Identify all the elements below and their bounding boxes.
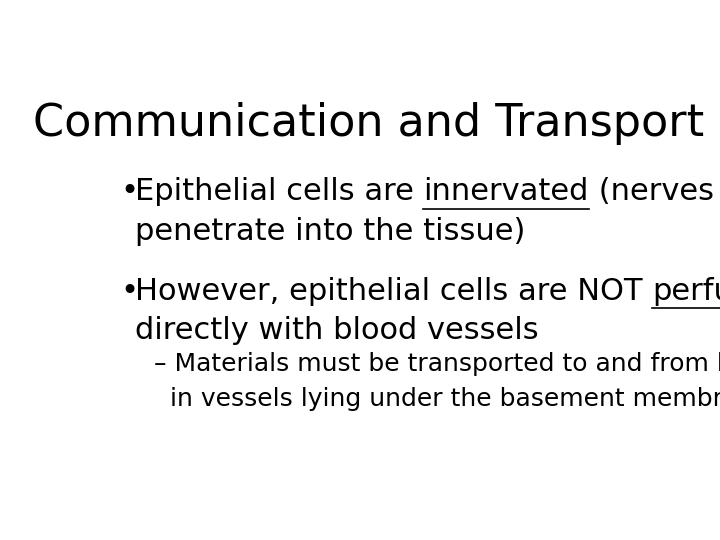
- Text: – Materials must be transported to and from blood: – Materials must be transported to and f…: [154, 352, 720, 376]
- Text: •: •: [121, 177, 139, 206]
- Text: Epithelial cells are: Epithelial cells are: [135, 177, 423, 206]
- Text: penetrate into the tissue): penetrate into the tissue): [135, 217, 525, 246]
- Text: Communication and Transport: Communication and Transport: [33, 102, 705, 145]
- Text: directly with blood vessels: directly with blood vessels: [135, 316, 539, 346]
- Text: (nerves: (nerves: [589, 177, 714, 206]
- Text: •: •: [121, 277, 139, 306]
- Text: perfused: perfused: [652, 277, 720, 306]
- Text: in vessels lying under the basement membrane: in vessels lying under the basement memb…: [170, 387, 720, 411]
- Text: innervated: innervated: [423, 177, 589, 206]
- Text: However, epithelial cells are NOT: However, epithelial cells are NOT: [135, 277, 652, 306]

+ + +

Wherever the string "cells" appears in the data above, report the whole line.

- Text: Epithelial cells are: Epithelial cells are: [135, 177, 423, 206]
- Text: However, epithelial cells are NOT: However, epithelial cells are NOT: [135, 277, 652, 306]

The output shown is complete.